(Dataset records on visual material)
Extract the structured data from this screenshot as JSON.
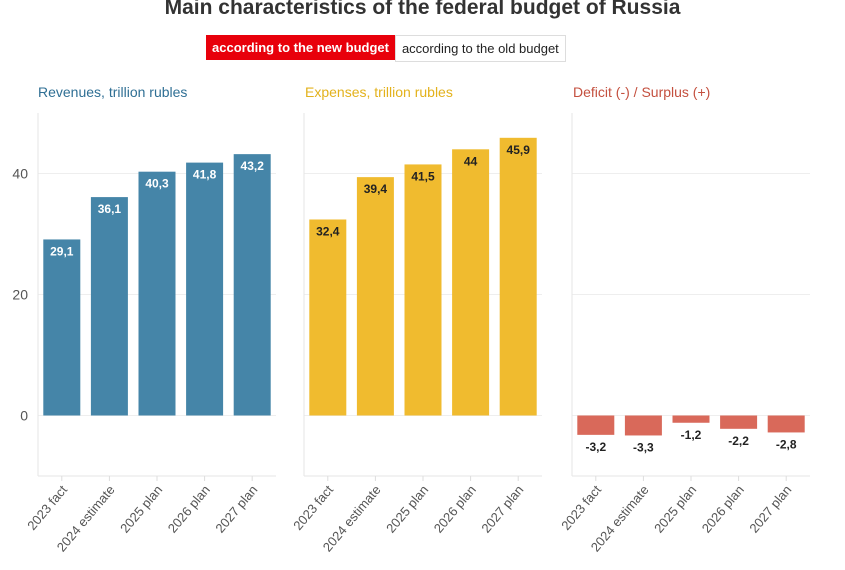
{
  "title": "Main characteristics of the federal budget of Russia",
  "toggle": {
    "active": "according to the new budget",
    "inactive": "according to the old budget"
  },
  "chart_data": [
    {
      "type": "bar",
      "title": "Revenues, trillion rubles",
      "color": "#4585a8",
      "categories": [
        "2023 fact",
        "2024 estimate",
        "2025 plan",
        "2026 plan",
        "2027 plan"
      ],
      "values": [
        29.1,
        36.1,
        40.3,
        41.8,
        43.2
      ],
      "labels": [
        "29,1",
        "36,1",
        "40,3",
        "41,8",
        "43,2"
      ],
      "ylim": [
        -10,
        50
      ],
      "yticks": [
        0,
        20,
        40
      ],
      "grid": true
    },
    {
      "type": "bar",
      "title": "Expenses, trillion rubles",
      "color": "#f0bb2f",
      "categories": [
        "2023 fact",
        "2024 estimate",
        "2025 plan",
        "2026 plan",
        "2027 plan"
      ],
      "values": [
        32.4,
        39.4,
        41.5,
        44,
        45.9
      ],
      "labels": [
        "32,4",
        "39,4",
        "41,5",
        "44",
        "45,9"
      ],
      "ylim": [
        -10,
        50
      ],
      "grid": true
    },
    {
      "type": "bar",
      "title": "Deficit (-) / Surplus (+)",
      "color": "#d9695a",
      "categories": [
        "2023 fact",
        "2024 estimate",
        "2025 plan",
        "2026 plan",
        "2027 plan"
      ],
      "values": [
        -3.2,
        -3.3,
        -1.2,
        -2.2,
        -2.8
      ],
      "labels": [
        "-3,2",
        "-3,3",
        "-1,2",
        "-2,2",
        "-2,8"
      ],
      "ylim": [
        -10,
        50
      ],
      "grid": true
    }
  ]
}
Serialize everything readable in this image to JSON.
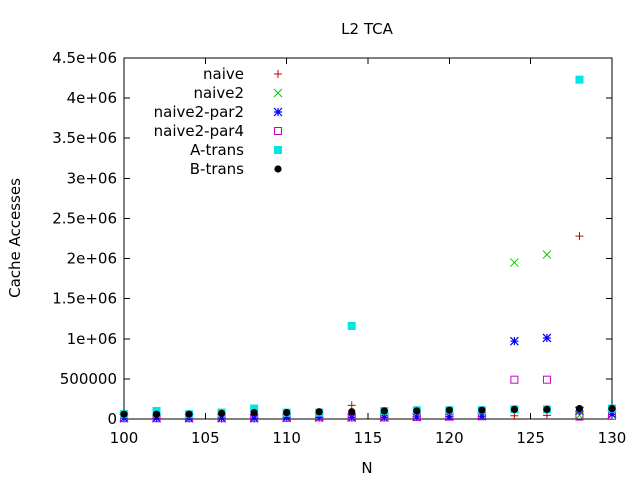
{
  "chart_data": {
    "type": "scatter",
    "title": "L2 TCA",
    "xlabel": "N",
    "ylabel": "Cache Accesses",
    "xlim": [
      100,
      130
    ],
    "ylim": [
      0,
      4500000
    ],
    "xticks": [
      100,
      105,
      110,
      115,
      120,
      125,
      130
    ],
    "yticks": [
      0,
      500000,
      1000000,
      1500000,
      2000000,
      2500000,
      3000000,
      3500000,
      4000000,
      4500000
    ],
    "xtick_labels": [
      "100",
      "105",
      "110",
      "115",
      "120",
      "125",
      "130"
    ],
    "ytick_labels": [
      "0",
      "500000",
      "1e+06",
      "1.5e+06",
      "2e+06",
      "2.5e+06",
      "3e+06",
      "3.5e+06",
      "4e+06",
      "4.5e+06"
    ],
    "legend_position": "top-left",
    "grid": false,
    "series": [
      {
        "name": "naive",
        "marker": "plus",
        "color": "#cc0000",
        "x": [
          100,
          102,
          104,
          106,
          108,
          110,
          112,
          114,
          116,
          118,
          120,
          122,
          124,
          126,
          128,
          130
        ],
        "y": [
          10000,
          10000,
          10000,
          10000,
          10000,
          15000,
          20000,
          170000,
          20000,
          25000,
          30000,
          35000,
          40000,
          45000,
          2280000,
          55000
        ]
      },
      {
        "name": "naive2",
        "marker": "cross",
        "color": "#00cc00",
        "x": [
          100,
          102,
          104,
          106,
          108,
          110,
          112,
          114,
          116,
          118,
          120,
          122,
          124,
          126,
          128,
          130
        ],
        "y": [
          10000,
          10000,
          10000,
          10000,
          10000,
          15000,
          20000,
          20000,
          20000,
          25000,
          30000,
          35000,
          1950000,
          2050000,
          45000,
          55000
        ]
      },
      {
        "name": "naive2-par2",
        "marker": "star",
        "color": "#0000ff",
        "x": [
          100,
          102,
          104,
          106,
          108,
          110,
          112,
          114,
          116,
          118,
          120,
          122,
          124,
          126,
          128,
          130
        ],
        "y": [
          10000,
          10000,
          10000,
          10000,
          10000,
          15000,
          20000,
          20000,
          20000,
          25000,
          30000,
          35000,
          970000,
          1010000,
          100000,
          60000
        ]
      },
      {
        "name": "naive2-par4",
        "marker": "open-square",
        "color": "#cc00cc",
        "x": [
          100,
          102,
          104,
          106,
          108,
          110,
          112,
          114,
          116,
          118,
          120,
          122,
          124,
          126,
          128,
          130
        ],
        "y": [
          10000,
          10000,
          10000,
          10000,
          10000,
          15000,
          20000,
          20000,
          20000,
          25000,
          30000,
          35000,
          490000,
          490000,
          30000,
          40000
        ]
      },
      {
        "name": "A-trans",
        "marker": "filled-square",
        "color": "#00e5e5",
        "x": [
          100,
          102,
          104,
          106,
          108,
          110,
          112,
          114,
          116,
          118,
          120,
          122,
          124,
          126,
          128,
          130
        ],
        "y": [
          60000,
          100000,
          60000,
          80000,
          130000,
          80000,
          80000,
          1160000,
          100000,
          110000,
          110000,
          110000,
          120000,
          120000,
          4230000,
          130000
        ]
      },
      {
        "name": "B-trans",
        "marker": "filled-circle",
        "color": "#000000",
        "x": [
          100,
          102,
          104,
          106,
          108,
          110,
          112,
          114,
          116,
          118,
          120,
          122,
          124,
          126,
          128,
          130
        ],
        "y": [
          60000,
          60000,
          60000,
          70000,
          80000,
          80000,
          90000,
          90000,
          100000,
          100000,
          110000,
          110000,
          120000,
          120000,
          130000,
          130000
        ]
      }
    ]
  }
}
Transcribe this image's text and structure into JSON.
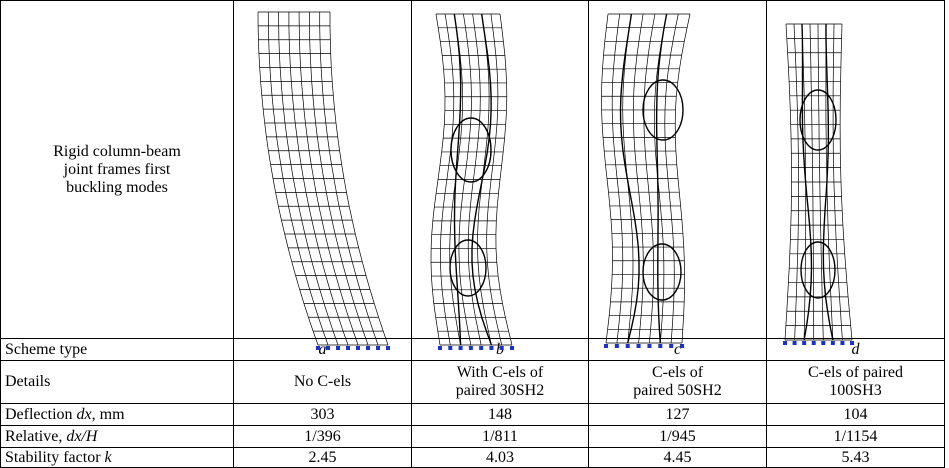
{
  "table": {
    "stub": [
      "Rigid column-beam",
      "joint frames first",
      "buckling modes"
    ],
    "rows": [
      {
        "label": [
          {
            "text": "Scheme type"
          }
        ],
        "italic_cells": true,
        "cells": [
          [
            "a"
          ],
          [
            "b"
          ],
          [
            "c"
          ],
          [
            "d"
          ]
        ]
      },
      {
        "label": [
          {
            "text": "Details"
          }
        ],
        "cells": [
          [
            "No C-els"
          ],
          [
            "With C-els of",
            "paired 30SH2"
          ],
          [
            "C-els of",
            "paired 50SH2"
          ],
          [
            "C-els of paired",
            "100SH3"
          ]
        ]
      },
      {
        "label": [
          {
            "text": "Deflection "
          },
          {
            "text": "dx",
            "italic": true
          },
          {
            "text": ", mm"
          }
        ],
        "cells": [
          [
            "303"
          ],
          [
            "148"
          ],
          [
            "127"
          ],
          [
            "104"
          ]
        ]
      },
      {
        "label": [
          {
            "text": "Relative, "
          },
          {
            "text": "dx/H",
            "italic": true
          }
        ],
        "cells": [
          [
            "1/396"
          ],
          [
            "1/811"
          ],
          [
            "1/945"
          ],
          [
            "1/1154"
          ]
        ]
      },
      {
        "label": [
          {
            "text": "Stability factor "
          },
          {
            "text": "k",
            "italic": true
          }
        ],
        "cells": [
          [
            "2.45"
          ],
          [
            "4.03"
          ],
          [
            "4.45"
          ],
          [
            "5.43"
          ]
        ]
      }
    ]
  }
}
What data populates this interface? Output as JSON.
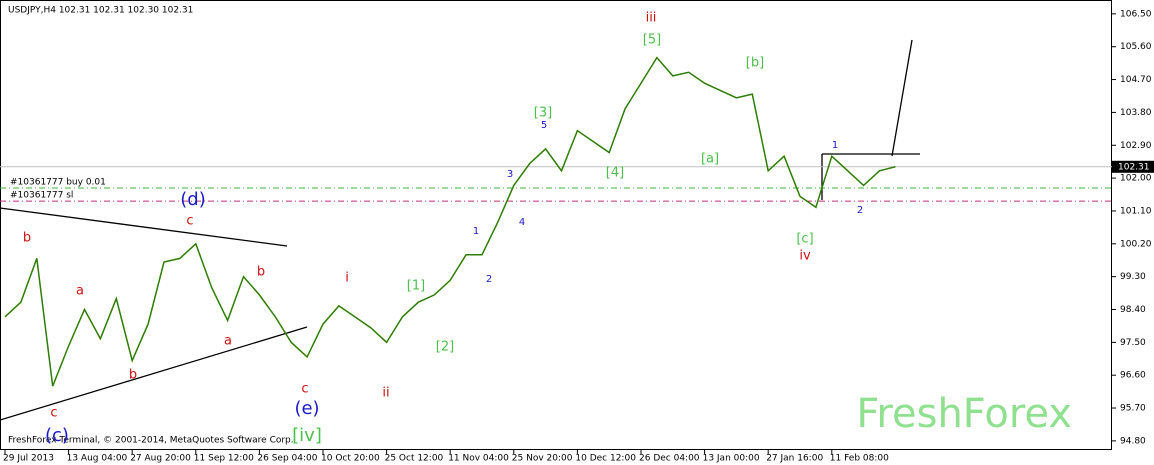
{
  "header": "USDJPY,H4  102.31 102.31 102.30 102.31",
  "copyright": "FreshForex Terminal, © 2001-2014, MetaQuotes Software Corp.",
  "watermark": "FreshForex",
  "chart_data": {
    "type": "line",
    "categories": [
      "29 Jul 2013",
      null,
      null,
      null,
      "13 Aug 04:00",
      null,
      null,
      null,
      "27 Aug 20:00",
      null,
      null,
      null,
      "11 Sep 12:00",
      null,
      null,
      null,
      "26 Sep 04:00",
      null,
      null,
      null,
      "10 Oct 20:00",
      null,
      null,
      null,
      "25 Oct 12:00",
      null,
      null,
      null,
      "11 Nov 04:00",
      null,
      null,
      null,
      "25 Nov 20:00",
      null,
      null,
      null,
      "10 Dec 12:00",
      null,
      null,
      null,
      "26 Dec 04:00",
      null,
      null,
      null,
      "13 Jan 00:00",
      null,
      null,
      null,
      "27 Jan 16:00",
      null,
      null,
      null,
      "11 Feb 08:00",
      null,
      null,
      null,
      null
    ],
    "series": [
      {
        "name": "USDJPY,H4",
        "color": "#2e7d00",
        "values": [
          98.2,
          98.6,
          99.8,
          96.3,
          97.4,
          98.4,
          97.6,
          98.7,
          97.0,
          98.0,
          99.7,
          99.8,
          100.2,
          99.0,
          98.1,
          99.3,
          98.8,
          98.2,
          97.5,
          97.1,
          98.0,
          98.5,
          98.2,
          97.9,
          97.5,
          98.2,
          98.6,
          98.8,
          99.2,
          99.9,
          99.9,
          100.8,
          101.8,
          102.4,
          102.8,
          102.2,
          103.3,
          103.0,
          102.7,
          103.9,
          104.6,
          105.3,
          104.8,
          104.9,
          104.6,
          104.4,
          104.2,
          104.3,
          102.2,
          102.6,
          101.5,
          101.2,
          102.6,
          102.2,
          101.8,
          102.2,
          102.31
        ]
      }
    ],
    "ylim": [
      94.55,
      106.88
    ],
    "yticks": [
      {
        "value": 106.5,
        "label": "106.50"
      },
      {
        "value": 105.6,
        "label": "105.60"
      },
      {
        "value": 104.7,
        "label": "104.70"
      },
      {
        "value": 103.8,
        "label": "103.80"
      },
      {
        "value": 102.9,
        "label": "102.90"
      },
      {
        "value": 102.0,
        "label": "102.00"
      },
      {
        "value": 101.1,
        "label": "101.10"
      },
      {
        "value": 100.2,
        "label": "100.20"
      },
      {
        "value": 99.3,
        "label": "99.30"
      },
      {
        "value": 98.4,
        "label": "98.40"
      },
      {
        "value": 97.5,
        "label": "97.50"
      },
      {
        "value": 96.6,
        "label": "96.60"
      },
      {
        "value": 95.7,
        "label": "95.70"
      },
      {
        "value": 94.8,
        "label": "94.80"
      }
    ],
    "current_price": 102.31,
    "order_lines": [
      {
        "label": "#10361777 buy 0.01",
        "value": 101.73
      },
      {
        "label": "#10361777 sl",
        "value": 101.37
      }
    ],
    "annotations": [
      "(c)",
      "c",
      "b",
      "a",
      "b",
      "(d)",
      "c",
      "a",
      "b",
      "c",
      "(e)",
      "[iv]",
      "i",
      "ii",
      "[1]",
      "[2]",
      "1",
      "2",
      "3",
      "4",
      "[3]",
      "5",
      "[4]",
      "iii",
      "[5]",
      "[a]",
      "[b]",
      "[c]",
      "iv",
      "1",
      "2"
    ]
  }
}
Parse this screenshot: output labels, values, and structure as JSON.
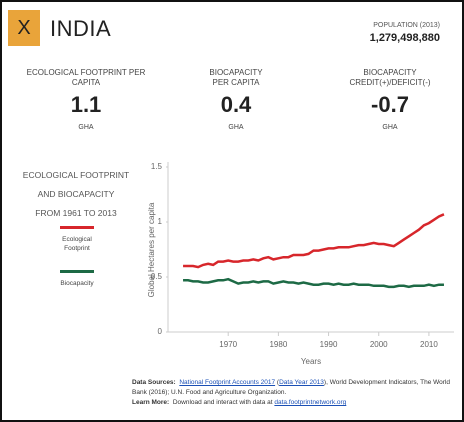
{
  "header": {
    "close": "X",
    "country": "INDIA",
    "population_label": "POPULATION (2013)",
    "population": "1,279,498,880"
  },
  "stats": [
    {
      "label": "ECOLOGICAL FOOTPRINT PER CAPITA",
      "value": "1.1",
      "unit": "GHA"
    },
    {
      "label": "BIOCAPACITY PER CAPITA",
      "value": "0.4",
      "unit": "GHA"
    },
    {
      "label": "BIOCAPACITY CREDIT(+)/DEFICIT(-)",
      "value": "-0.7",
      "unit": "GHA"
    }
  ],
  "chart_desc": [
    "ECOLOGICAL FOOTPRINT",
    "AND BIOCAPACITY",
    "FROM 1961 TO 2013"
  ],
  "chart_data": {
    "type": "line",
    "x_label": "Years",
    "y_label": "Global Hectares per capita",
    "x": [
      1961,
      1962,
      1963,
      1964,
      1965,
      1966,
      1967,
      1968,
      1969,
      1970,
      1971,
      1972,
      1973,
      1974,
      1975,
      1976,
      1977,
      1978,
      1979,
      1980,
      1981,
      1982,
      1983,
      1984,
      1985,
      1986,
      1987,
      1988,
      1989,
      1990,
      1991,
      1992,
      1993,
      1994,
      1995,
      1996,
      1997,
      1998,
      1999,
      2000,
      2001,
      2002,
      2003,
      2004,
      2005,
      2006,
      2007,
      2008,
      2009,
      2010,
      2011,
      2012,
      2013
    ],
    "series": [
      {
        "name": "Ecological Footprint",
        "color": "#d7262b",
        "values": [
          0.6,
          0.6,
          0.6,
          0.59,
          0.61,
          0.62,
          0.61,
          0.64,
          0.64,
          0.65,
          0.64,
          0.64,
          0.65,
          0.65,
          0.66,
          0.65,
          0.67,
          0.68,
          0.66,
          0.67,
          0.68,
          0.68,
          0.7,
          0.7,
          0.7,
          0.71,
          0.74,
          0.74,
          0.75,
          0.76,
          0.76,
          0.77,
          0.77,
          0.77,
          0.78,
          0.79,
          0.79,
          0.8,
          0.81,
          0.8,
          0.8,
          0.79,
          0.78,
          0.81,
          0.84,
          0.87,
          0.9,
          0.93,
          0.97,
          0.99,
          1.02,
          1.05,
          1.07
        ]
      },
      {
        "name": "Biocapacity",
        "color": "#1d6a45",
        "values": [
          0.47,
          0.47,
          0.46,
          0.46,
          0.45,
          0.45,
          0.46,
          0.47,
          0.47,
          0.48,
          0.46,
          0.44,
          0.45,
          0.45,
          0.46,
          0.45,
          0.46,
          0.46,
          0.44,
          0.45,
          0.46,
          0.45,
          0.45,
          0.44,
          0.45,
          0.44,
          0.43,
          0.43,
          0.44,
          0.44,
          0.43,
          0.44,
          0.43,
          0.43,
          0.44,
          0.43,
          0.43,
          0.43,
          0.42,
          0.42,
          0.42,
          0.41,
          0.41,
          0.42,
          0.42,
          0.41,
          0.42,
          0.42,
          0.42,
          0.43,
          0.42,
          0.43,
          0.43
        ]
      }
    ],
    "xlim": [
      1958,
      2015
    ],
    "xticks": [
      1970,
      1980,
      1990,
      2000,
      2010
    ],
    "ylim": [
      0,
      1.5
    ],
    "yticks": [
      0,
      0.5,
      1,
      1.5
    ]
  },
  "footer": {
    "sources_label": "Data Sources:",
    "sources_link1": "National Footprint Accounts 2017",
    "sources_open": "(",
    "sources_link2": "Data Year 2013",
    "sources_rest": "), World Development Indicators, The World Bank (2016); U.N. Food and Agriculture Organization.",
    "learn_label": "Learn More:",
    "learn_text": "Download and interact with data at",
    "learn_link": "data.footprintnetwork.org"
  }
}
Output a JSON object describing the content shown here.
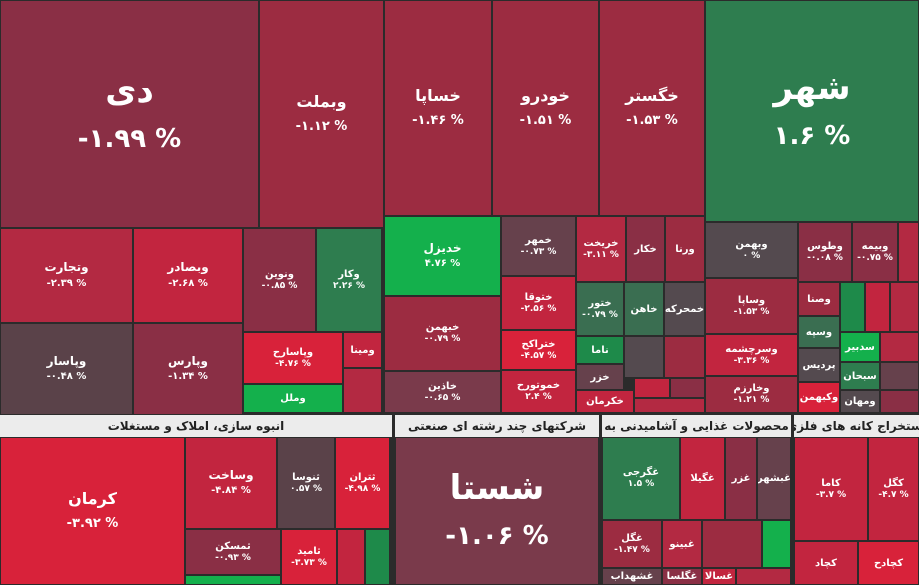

WHAT THIS TASK INVOLVES: In the entries above, find each line with the word "screenshot" and copy it.

SOLUTION TO THIS PROBLEM:
Extract the structured data from this screenshot as JSON.
Parse this screenshot: output labels, values, and structure as JSON.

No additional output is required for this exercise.